### Passage given
This blog examines the performance of Materialize vs. Aurora PostgreSQL read replicas for computationally intensive workloads. We demonstrate that Materialize outperforms Aurora for complex queries over relatively small data volumes. 

Specifically, for the same on-demand cost, Materialize delivers 100x greater throughput with 1000x lower latency. And unlike other solutions that offload computation from OLTP databases, Materialize does so without sacrificing correctness or requiring external change data capture (CDC) tools to move data between systems.

Read on to learn what our benchmark tests uncovered about Materialize and Aurora PostgreSQL.   

Aurora PostgreSQL: Not Designed for Complex, Read-Intensive Queries 

OLTP databases like Aurora PostgreSQL are the backbone of modern applications. They excel at handling vast amounts of transactional operations, ensure data integrity, and deliver fast, atomic transactions. 

However, these strengths can become limitations. Intricate joins, aggregations, and data transformations that modern applications thrive on can bog down an OLTP system, leading to performance bottlenecks and a degraded user experience.

To mitigate this load, many organizations implement read replicas to distribute read operations across multiple database copies. While this offloading can help with performance, it does not fully address the challenges posed by complex queries. Read replicas are designed for straightforward read operations and often struggle with tasks involving multiple joins, large aggregations, and otherwise non-trivial data transformations.

Materialize offers a radically different approach by providing efficient incremental computation. Unlike traditional read replicas, Materialize shifts the computational burden from the read phase to the write phase by precomputing views and incrementally materializing results. 

This ensures data remains fresh and up-to-date, delivering low-latency results. Materialize transforms how we handle complex queries—making them faster while maintaining consistency—and ultimately solves the challenges that traditional read replicas and caching mechanisms cannot.

### Extracted records

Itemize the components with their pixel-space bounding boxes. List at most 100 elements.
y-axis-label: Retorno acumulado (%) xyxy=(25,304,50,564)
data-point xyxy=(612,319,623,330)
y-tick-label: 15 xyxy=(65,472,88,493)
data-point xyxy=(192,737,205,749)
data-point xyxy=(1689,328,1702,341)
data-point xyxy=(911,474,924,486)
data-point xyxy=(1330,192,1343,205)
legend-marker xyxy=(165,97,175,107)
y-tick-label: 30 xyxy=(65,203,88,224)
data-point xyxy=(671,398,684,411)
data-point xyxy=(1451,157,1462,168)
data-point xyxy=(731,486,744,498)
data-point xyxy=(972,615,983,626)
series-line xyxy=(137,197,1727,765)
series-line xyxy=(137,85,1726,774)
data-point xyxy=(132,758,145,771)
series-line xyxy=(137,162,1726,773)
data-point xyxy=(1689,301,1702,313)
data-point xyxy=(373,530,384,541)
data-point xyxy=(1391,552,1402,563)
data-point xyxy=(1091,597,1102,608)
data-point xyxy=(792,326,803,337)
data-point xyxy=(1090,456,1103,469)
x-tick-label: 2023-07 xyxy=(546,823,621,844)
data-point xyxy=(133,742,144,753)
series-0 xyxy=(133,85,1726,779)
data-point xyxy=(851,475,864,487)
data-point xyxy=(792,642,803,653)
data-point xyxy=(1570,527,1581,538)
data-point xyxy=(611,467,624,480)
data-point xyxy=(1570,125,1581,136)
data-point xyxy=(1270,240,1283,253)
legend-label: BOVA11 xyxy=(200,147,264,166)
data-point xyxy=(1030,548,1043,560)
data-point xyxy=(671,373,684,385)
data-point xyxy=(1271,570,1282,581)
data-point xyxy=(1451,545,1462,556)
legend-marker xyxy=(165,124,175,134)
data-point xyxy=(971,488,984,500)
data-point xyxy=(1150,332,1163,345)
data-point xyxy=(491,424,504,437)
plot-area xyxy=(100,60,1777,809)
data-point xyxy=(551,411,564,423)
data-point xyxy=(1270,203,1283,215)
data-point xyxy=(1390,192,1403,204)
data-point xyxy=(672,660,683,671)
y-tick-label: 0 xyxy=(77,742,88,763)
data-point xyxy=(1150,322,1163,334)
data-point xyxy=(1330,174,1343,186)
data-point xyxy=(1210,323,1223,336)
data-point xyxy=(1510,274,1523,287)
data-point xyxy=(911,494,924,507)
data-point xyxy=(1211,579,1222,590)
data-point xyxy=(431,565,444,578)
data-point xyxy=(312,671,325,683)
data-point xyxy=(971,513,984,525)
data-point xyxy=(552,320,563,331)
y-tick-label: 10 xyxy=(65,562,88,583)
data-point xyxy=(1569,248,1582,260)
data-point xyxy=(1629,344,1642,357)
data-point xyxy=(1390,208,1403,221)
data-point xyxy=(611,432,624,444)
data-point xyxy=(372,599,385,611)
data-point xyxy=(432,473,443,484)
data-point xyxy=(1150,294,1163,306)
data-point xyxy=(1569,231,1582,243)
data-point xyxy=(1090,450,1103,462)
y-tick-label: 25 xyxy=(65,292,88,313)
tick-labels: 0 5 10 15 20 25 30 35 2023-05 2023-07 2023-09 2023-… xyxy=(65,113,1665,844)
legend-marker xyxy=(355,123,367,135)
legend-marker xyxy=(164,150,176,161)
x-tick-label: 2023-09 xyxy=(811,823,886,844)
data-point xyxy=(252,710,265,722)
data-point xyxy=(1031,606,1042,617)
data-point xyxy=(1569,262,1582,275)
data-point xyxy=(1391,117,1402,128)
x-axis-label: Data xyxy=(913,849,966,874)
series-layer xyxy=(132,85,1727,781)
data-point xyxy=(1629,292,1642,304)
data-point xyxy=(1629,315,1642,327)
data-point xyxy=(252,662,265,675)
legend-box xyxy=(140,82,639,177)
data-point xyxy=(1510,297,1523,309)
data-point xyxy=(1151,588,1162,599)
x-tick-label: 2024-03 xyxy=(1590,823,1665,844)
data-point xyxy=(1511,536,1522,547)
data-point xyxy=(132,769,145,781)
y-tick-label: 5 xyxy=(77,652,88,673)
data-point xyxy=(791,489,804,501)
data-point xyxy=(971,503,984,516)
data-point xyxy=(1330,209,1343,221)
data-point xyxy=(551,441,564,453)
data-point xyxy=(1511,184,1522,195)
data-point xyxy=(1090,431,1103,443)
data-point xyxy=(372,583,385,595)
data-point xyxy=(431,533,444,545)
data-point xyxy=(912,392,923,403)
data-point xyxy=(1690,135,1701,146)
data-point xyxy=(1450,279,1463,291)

==

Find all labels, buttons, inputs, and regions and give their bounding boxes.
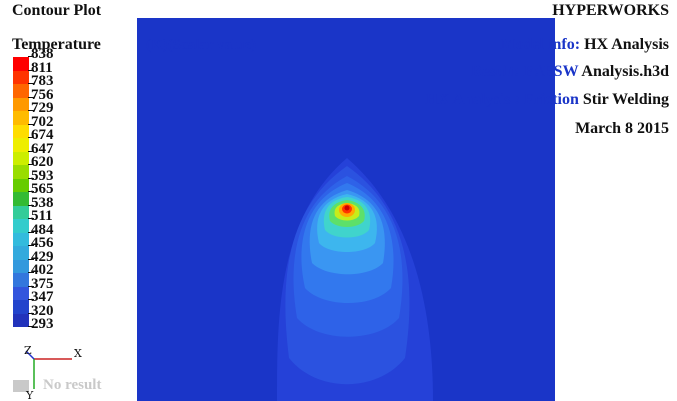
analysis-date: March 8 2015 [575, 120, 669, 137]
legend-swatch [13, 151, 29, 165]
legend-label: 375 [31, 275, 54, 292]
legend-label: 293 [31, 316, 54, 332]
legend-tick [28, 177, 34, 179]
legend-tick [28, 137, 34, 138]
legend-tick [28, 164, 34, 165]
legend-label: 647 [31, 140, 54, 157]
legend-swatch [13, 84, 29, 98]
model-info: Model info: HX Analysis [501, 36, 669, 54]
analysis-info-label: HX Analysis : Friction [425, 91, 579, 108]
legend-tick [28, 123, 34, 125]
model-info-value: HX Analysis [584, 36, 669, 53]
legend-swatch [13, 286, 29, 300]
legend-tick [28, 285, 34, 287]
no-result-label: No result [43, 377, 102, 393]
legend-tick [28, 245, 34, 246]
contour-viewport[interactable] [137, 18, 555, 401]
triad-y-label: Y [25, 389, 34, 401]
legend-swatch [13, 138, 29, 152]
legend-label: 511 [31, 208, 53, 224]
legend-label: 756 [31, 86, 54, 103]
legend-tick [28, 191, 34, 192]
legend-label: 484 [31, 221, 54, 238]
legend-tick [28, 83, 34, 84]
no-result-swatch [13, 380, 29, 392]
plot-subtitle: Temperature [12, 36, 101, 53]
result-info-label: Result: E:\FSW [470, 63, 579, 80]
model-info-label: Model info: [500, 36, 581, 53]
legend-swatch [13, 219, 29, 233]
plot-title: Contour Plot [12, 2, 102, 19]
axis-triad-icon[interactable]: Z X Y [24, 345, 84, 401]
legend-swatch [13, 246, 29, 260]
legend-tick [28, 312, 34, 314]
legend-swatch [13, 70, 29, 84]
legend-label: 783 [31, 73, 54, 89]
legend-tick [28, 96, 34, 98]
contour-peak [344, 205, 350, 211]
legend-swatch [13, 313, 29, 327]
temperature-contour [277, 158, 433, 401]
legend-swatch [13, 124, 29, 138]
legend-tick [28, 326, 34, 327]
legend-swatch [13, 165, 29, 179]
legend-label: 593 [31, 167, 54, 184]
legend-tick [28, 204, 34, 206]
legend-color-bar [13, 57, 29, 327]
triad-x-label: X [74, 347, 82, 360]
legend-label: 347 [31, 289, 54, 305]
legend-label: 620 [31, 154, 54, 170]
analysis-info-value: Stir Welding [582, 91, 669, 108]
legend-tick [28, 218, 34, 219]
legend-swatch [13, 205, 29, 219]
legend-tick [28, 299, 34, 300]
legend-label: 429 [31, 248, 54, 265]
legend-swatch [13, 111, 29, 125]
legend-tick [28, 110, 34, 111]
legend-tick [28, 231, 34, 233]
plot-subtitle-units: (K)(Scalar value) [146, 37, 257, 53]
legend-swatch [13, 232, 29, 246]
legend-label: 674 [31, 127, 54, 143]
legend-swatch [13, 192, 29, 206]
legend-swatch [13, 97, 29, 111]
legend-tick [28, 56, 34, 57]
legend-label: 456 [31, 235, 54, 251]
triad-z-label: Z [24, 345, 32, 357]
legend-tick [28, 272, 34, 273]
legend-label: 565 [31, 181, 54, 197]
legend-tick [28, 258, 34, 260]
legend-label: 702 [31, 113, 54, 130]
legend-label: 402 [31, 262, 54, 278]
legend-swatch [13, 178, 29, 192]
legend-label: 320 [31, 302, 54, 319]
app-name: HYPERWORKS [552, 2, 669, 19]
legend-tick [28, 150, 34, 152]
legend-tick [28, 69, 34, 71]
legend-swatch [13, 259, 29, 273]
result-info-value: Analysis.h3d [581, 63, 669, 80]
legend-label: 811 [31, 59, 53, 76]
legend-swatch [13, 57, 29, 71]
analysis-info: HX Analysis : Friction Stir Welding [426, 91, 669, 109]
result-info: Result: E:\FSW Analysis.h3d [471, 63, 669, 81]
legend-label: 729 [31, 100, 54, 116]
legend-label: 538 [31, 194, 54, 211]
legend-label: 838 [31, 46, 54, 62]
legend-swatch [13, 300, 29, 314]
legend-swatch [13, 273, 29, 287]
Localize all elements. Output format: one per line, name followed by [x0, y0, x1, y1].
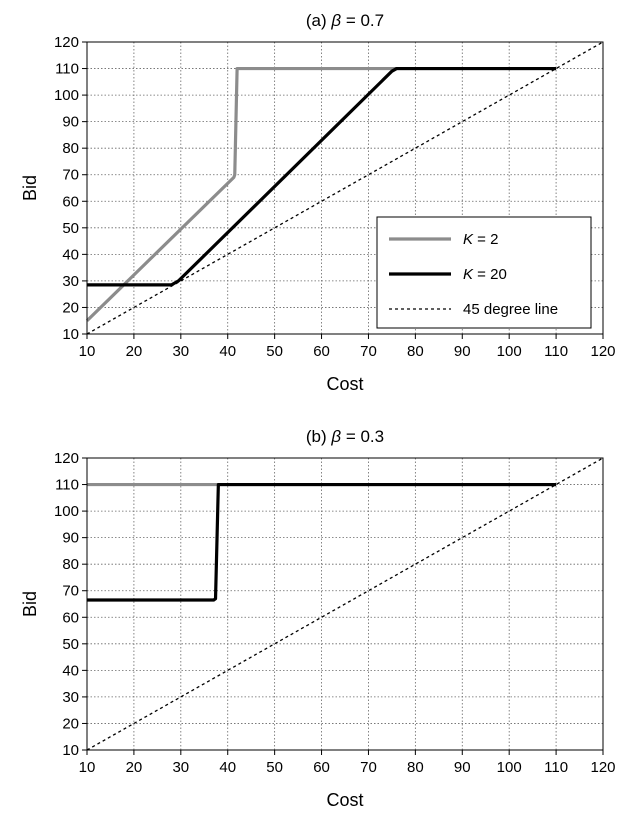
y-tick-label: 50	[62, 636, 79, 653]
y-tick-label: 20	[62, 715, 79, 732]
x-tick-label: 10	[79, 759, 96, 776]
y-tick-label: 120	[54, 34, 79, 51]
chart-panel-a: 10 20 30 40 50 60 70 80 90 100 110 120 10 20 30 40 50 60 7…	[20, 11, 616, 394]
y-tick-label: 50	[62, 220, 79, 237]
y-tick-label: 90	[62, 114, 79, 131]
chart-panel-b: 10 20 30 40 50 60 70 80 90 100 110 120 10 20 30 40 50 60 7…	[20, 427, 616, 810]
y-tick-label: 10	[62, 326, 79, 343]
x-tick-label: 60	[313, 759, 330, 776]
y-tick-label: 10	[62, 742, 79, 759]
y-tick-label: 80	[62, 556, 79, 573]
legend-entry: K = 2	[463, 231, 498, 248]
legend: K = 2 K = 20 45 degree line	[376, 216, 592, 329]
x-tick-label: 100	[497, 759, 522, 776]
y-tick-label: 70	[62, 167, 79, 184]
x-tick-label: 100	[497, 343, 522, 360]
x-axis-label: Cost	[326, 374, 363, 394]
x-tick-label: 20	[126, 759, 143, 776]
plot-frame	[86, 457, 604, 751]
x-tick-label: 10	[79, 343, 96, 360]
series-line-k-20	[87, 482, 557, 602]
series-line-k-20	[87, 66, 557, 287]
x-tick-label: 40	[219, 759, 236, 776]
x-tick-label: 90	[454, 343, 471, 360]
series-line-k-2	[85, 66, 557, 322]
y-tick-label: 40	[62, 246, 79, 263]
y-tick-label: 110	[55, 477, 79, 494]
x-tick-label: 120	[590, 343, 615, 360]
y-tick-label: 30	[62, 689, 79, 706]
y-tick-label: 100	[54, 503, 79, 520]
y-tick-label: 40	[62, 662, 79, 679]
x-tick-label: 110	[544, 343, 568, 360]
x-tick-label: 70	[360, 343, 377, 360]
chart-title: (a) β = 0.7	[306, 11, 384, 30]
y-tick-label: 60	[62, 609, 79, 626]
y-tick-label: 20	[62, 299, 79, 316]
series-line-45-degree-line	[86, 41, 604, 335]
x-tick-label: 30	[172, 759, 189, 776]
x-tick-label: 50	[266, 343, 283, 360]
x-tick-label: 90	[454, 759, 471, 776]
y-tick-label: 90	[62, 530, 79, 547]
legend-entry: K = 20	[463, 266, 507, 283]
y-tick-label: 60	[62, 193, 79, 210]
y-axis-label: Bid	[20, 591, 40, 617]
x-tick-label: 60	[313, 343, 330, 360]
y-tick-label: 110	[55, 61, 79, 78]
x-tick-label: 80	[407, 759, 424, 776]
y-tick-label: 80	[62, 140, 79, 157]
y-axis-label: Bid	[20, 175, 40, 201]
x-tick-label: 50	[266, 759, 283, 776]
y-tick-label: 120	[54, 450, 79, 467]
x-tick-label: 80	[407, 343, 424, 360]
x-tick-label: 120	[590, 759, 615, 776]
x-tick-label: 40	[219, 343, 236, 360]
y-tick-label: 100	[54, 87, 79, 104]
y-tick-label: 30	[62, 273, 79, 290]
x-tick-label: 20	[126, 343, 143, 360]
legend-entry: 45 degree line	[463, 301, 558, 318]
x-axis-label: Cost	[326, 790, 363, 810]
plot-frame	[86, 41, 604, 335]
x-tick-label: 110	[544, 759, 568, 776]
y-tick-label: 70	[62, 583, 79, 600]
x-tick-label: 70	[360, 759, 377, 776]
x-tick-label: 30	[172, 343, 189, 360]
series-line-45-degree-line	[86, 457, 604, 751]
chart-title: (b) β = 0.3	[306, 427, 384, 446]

* * *

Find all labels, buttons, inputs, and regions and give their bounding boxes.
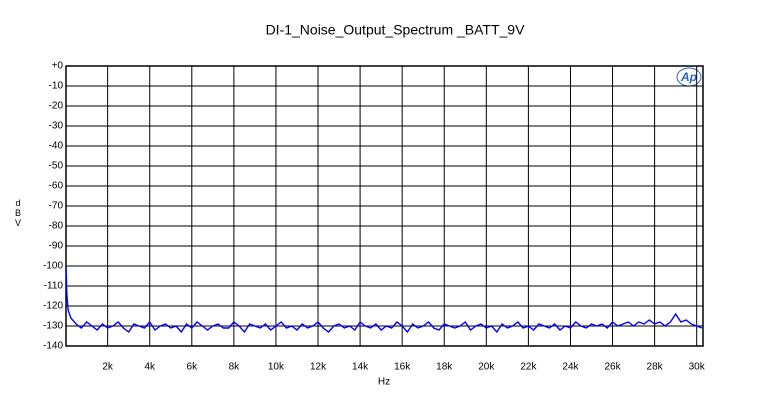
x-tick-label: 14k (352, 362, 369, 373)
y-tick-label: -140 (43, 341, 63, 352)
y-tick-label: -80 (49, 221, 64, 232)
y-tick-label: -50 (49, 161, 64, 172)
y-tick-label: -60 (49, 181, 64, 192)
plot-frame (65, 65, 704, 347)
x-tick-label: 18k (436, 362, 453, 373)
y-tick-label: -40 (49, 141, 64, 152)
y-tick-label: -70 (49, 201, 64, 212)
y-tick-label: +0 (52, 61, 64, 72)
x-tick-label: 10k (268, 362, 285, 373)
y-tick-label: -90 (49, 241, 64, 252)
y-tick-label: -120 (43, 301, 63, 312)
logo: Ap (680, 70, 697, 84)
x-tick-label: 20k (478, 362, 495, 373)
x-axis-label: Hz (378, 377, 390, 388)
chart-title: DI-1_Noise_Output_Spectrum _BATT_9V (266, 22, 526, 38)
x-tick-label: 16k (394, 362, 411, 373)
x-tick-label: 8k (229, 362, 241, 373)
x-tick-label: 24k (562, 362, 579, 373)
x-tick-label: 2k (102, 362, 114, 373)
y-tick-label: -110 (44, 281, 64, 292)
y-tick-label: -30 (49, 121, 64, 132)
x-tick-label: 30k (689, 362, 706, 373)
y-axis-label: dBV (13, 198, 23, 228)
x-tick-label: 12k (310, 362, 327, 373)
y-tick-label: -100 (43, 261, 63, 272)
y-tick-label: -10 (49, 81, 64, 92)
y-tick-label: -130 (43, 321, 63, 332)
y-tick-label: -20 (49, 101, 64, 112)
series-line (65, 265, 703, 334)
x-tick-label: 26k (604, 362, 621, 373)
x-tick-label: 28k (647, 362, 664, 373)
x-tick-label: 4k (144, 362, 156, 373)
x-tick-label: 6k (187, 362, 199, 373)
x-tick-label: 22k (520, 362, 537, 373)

### Set of tasks
**1.** List every kind of task that the Materialize post says read replicas often struggle with.
**2.** Return the Materialize post's wording from "Specifically, for the" up to and including "data between systems.".
The entries aren't needed for this work.

### Worked answers
**1.**
- Multiple joins
- Large aggregations
- Otherwise non-trivial data transformations

**2.**
Specifically, for the same on-demand cost, Materialize delivers 100x greater throughput with 1000x lower latency. And unlike other solutions that offload computation from OLTP databases, Materialize does so without sacrificing correctness or requiring external change data capture (CDC) tools to move data between systems.